(Items)
───
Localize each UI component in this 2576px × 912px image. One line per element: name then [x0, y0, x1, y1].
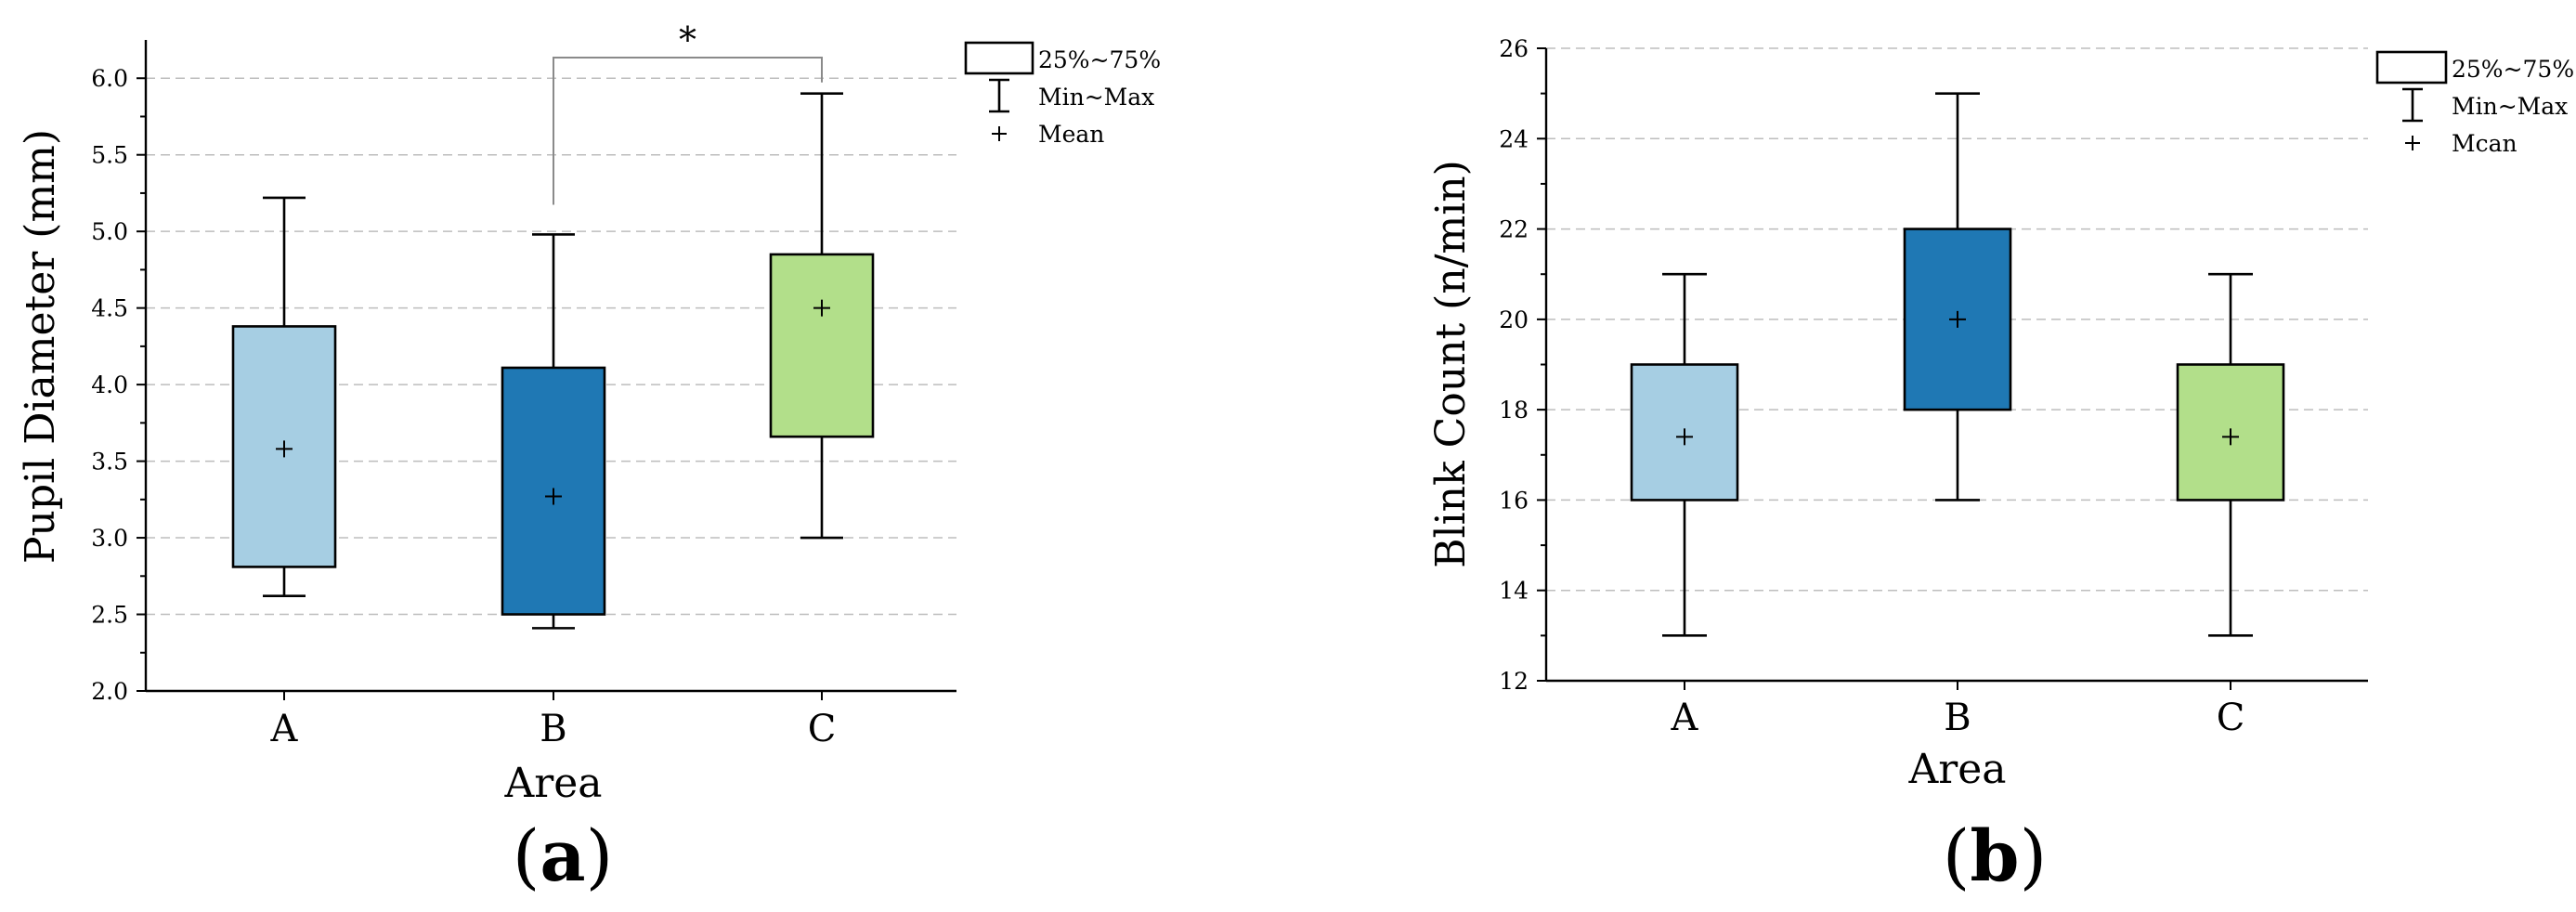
panel-b-legend-box-swatch: [2375, 50, 2448, 85]
panel-b-x-axis-label: Area: [1907, 746, 2006, 793]
panel-a-y-tick-label: 4.5: [91, 295, 128, 322]
panel-b-legend-whisker-swatch: [2402, 87, 2423, 123]
panel-b-y-tick-label: 12: [1499, 668, 1529, 695]
panel-b-y-tick-label: 16: [1499, 487, 1529, 514]
panel-a-significance-label: *: [679, 20, 696, 60]
panel-a-legend-whisker-swatch: [989, 78, 1009, 113]
panel-a-caption-letter: a: [540, 814, 585, 897]
panel-b-y-tick-label: 24: [1499, 125, 1529, 152]
panel-a-box-a: [231, 196, 337, 598]
panel-a-x-axis-label: Area: [503, 760, 602, 807]
panel-a-box-b: [501, 233, 606, 630]
panel-b-legend-whisker-label: Min~Max: [2452, 93, 2568, 120]
panel-b-y-tick-label: 20: [1499, 306, 1529, 333]
panel-a-legend-mean-label: Mean: [1038, 121, 1104, 148]
iqr-box: [769, 253, 875, 438]
panel-a-legend-whisker-label: Min~Max: [1038, 84, 1154, 111]
panel-a-category-label-b: B: [540, 708, 566, 750]
panel-a-y-axis-label: Pupil Diameter (mm): [17, 129, 64, 564]
panel-a-y-tick-label: 5.0: [91, 218, 128, 245]
panel-b-legend: 25%~75% Min~Max Mcan: [2375, 50, 2574, 157]
panel-a-y-tick-label: 3.0: [91, 525, 128, 552]
panel-a-y-tick-label: 2.0: [91, 678, 128, 705]
panel-a-category-label-c: C: [808, 708, 837, 750]
panel-b-chart: 12 14 16 18 20 22 24 26 A B C Area Blink Count …: [1427, 35, 2574, 897]
panel-a-caption: (a): [513, 814, 614, 897]
panel-b-y-tick-label: 26: [1499, 35, 1529, 62]
panel-b-y-tick-label: 14: [1499, 578, 1529, 605]
panel-b-legend-mean-label: Mcan: [2452, 130, 2517, 157]
panel-a-y-tick-label: 4.0: [91, 371, 128, 398]
panel-b-category-label-c: C: [2217, 697, 2245, 739]
panel-a-legend-mean-swatch: [992, 126, 1007, 141]
panel-b-box-c: [2176, 272, 2285, 637]
panel-a-significance-bracket: [553, 57, 823, 205]
panel-b-box-b: [1903, 92, 2012, 502]
panel-a-legend-box-swatch: [964, 41, 1034, 75]
panel-b-y-tick-label: 22: [1499, 216, 1529, 243]
panel-a-legend: 25%~75% Min~Max Mean: [964, 41, 1161, 148]
panel-a-y-tick-label: 5.5: [91, 142, 128, 169]
panel-b-legend-mean-swatch: [2405, 136, 2420, 150]
panel-b-category-label-a: A: [1671, 697, 1699, 739]
panel-b-box-a: [1630, 272, 1739, 637]
panel-a-chart: 2.0 2.5 3.0 3.5 4.0 4.5 5.0 5.5 6.0 * A B C Area…: [17, 20, 1161, 897]
panel-b-y-tick-label: 18: [1499, 397, 1529, 423]
panel-a-y-tick-label: 2.5: [91, 602, 128, 629]
panel-a-legend-box-label: 25%~75%: [1038, 46, 1161, 73]
panel-b-category-label-b: B: [1944, 697, 1971, 739]
panel-a-category-label-a: A: [270, 708, 299, 750]
panel-b-caption-letter: b: [1970, 814, 2019, 897]
panel-a-y-tick-label: 6.0: [91, 65, 128, 92]
panel-b-caption: (b): [1943, 814, 2047, 897]
panel-b-legend-box-label: 25%~75%: [2452, 56, 2574, 83]
panel-a-y-tick-label: 3.5: [91, 449, 128, 476]
panel-a-box-c: [769, 92, 875, 540]
panel-b-y-axis-label: Blink Count (n/min): [1427, 160, 1475, 568]
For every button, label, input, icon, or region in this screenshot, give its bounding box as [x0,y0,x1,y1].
───
(What needs to be done)
Please write out all of the lines above word for word, leaving out the pictures.

(The result)
Localize each UI component in this 2576px × 912px image. One line per element: name then [x0, y0, x1, y1].
panel-b-legend-box-swatch: [2375, 50, 2448, 85]
panel-b-x-axis-label: Area: [1907, 746, 2006, 793]
panel-a-y-tick-label: 4.5: [91, 295, 128, 322]
panel-b-legend-whisker-swatch: [2402, 87, 2423, 123]
panel-b-y-tick-label: 12: [1499, 668, 1529, 695]
panel-b-y-tick-label: 16: [1499, 487, 1529, 514]
panel-a-significance-label: *: [679, 20, 696, 60]
panel-a-legend-whisker-swatch: [989, 78, 1009, 113]
panel-a-caption-letter: a: [540, 814, 585, 897]
panel-b-y-tick-label: 24: [1499, 125, 1529, 152]
panel-a-box-a: [231, 196, 337, 598]
panel-a-x-axis-label: Area: [503, 760, 602, 807]
panel-a-box-b: [501, 233, 606, 630]
panel-b-legend-whisker-label: Min~Max: [2452, 93, 2568, 120]
panel-b-y-tick-label: 20: [1499, 306, 1529, 333]
panel-a-legend-mean-label: Mean: [1038, 121, 1104, 148]
iqr-box: [769, 253, 875, 438]
panel-a-legend-whisker-label: Min~Max: [1038, 84, 1154, 111]
panel-a-category-label-b: B: [540, 708, 566, 750]
panel-a-y-axis-label: Pupil Diameter (mm): [17, 129, 64, 564]
panel-a-y-tick-label: 5.0: [91, 218, 128, 245]
panel-b-legend: 25%~75% Min~Max Mcan: [2375, 50, 2574, 157]
panel-a-y-tick-label: 3.0: [91, 525, 128, 552]
panel-a-y-tick-label: 2.0: [91, 678, 128, 705]
panel-a-category-label-c: C: [808, 708, 837, 750]
panel-b-chart: 12 14 16 18 20 22 24 26 A B C Area Blink Count …: [1427, 35, 2574, 897]
panel-a-caption: (a): [513, 814, 614, 897]
panel-b-y-tick-label: 26: [1499, 35, 1529, 62]
panel-b-y-tick-label: 14: [1499, 578, 1529, 605]
panel-b-legend-mean-label: Mcan: [2452, 130, 2517, 157]
panel-a-y-tick-label: 4.0: [91, 371, 128, 398]
panel-b-category-label-c: C: [2217, 697, 2245, 739]
panel-a-legend-mean-swatch: [992, 126, 1007, 141]
panel-b-box-c: [2176, 272, 2285, 637]
panel-a-significance-bracket: [553, 57, 823, 205]
panel-b-box-b: [1903, 92, 2012, 502]
panel-a-legend-box-swatch: [964, 41, 1034, 75]
panel-b-y-tick-label: 22: [1499, 216, 1529, 243]
panel-a-legend: 25%~75% Min~Max Mean: [964, 41, 1161, 148]
panel-a-y-tick-label: 5.5: [91, 142, 128, 169]
panel-b-legend-mean-swatch: [2405, 136, 2420, 150]
panel-b-category-label-a: A: [1671, 697, 1699, 739]
panel-b-box-a: [1630, 272, 1739, 637]
panel-a-chart: 2.0 2.5 3.0 3.5 4.0 4.5 5.0 5.5 6.0 * A B C Area…: [17, 20, 1161, 897]
panel-b-y-tick-label: 18: [1499, 397, 1529, 423]
panel-a-y-tick-label: 2.5: [91, 602, 128, 629]
panel-a-legend-box-label: 25%~75%: [1038, 46, 1161, 73]
panel-b-category-label-b: B: [1944, 697, 1971, 739]
panel-a-category-label-a: A: [270, 708, 299, 750]
panel-b-caption-letter: b: [1970, 814, 2019, 897]
panel-a-y-tick-label: 6.0: [91, 65, 128, 92]
panel-b-caption: (b): [1943, 814, 2047, 897]
panel-b-legend-box-label: 25%~75%: [2452, 56, 2574, 83]
panel-a-y-tick-label: 3.5: [91, 449, 128, 476]
panel-a-box-c: [769, 92, 875, 540]
panel-b-y-axis-label: Blink Count (n/min): [1427, 160, 1475, 568]
For every button, label, input, icon, or region in this screenshot, give its bounding box as [x0,y0,x1,y1].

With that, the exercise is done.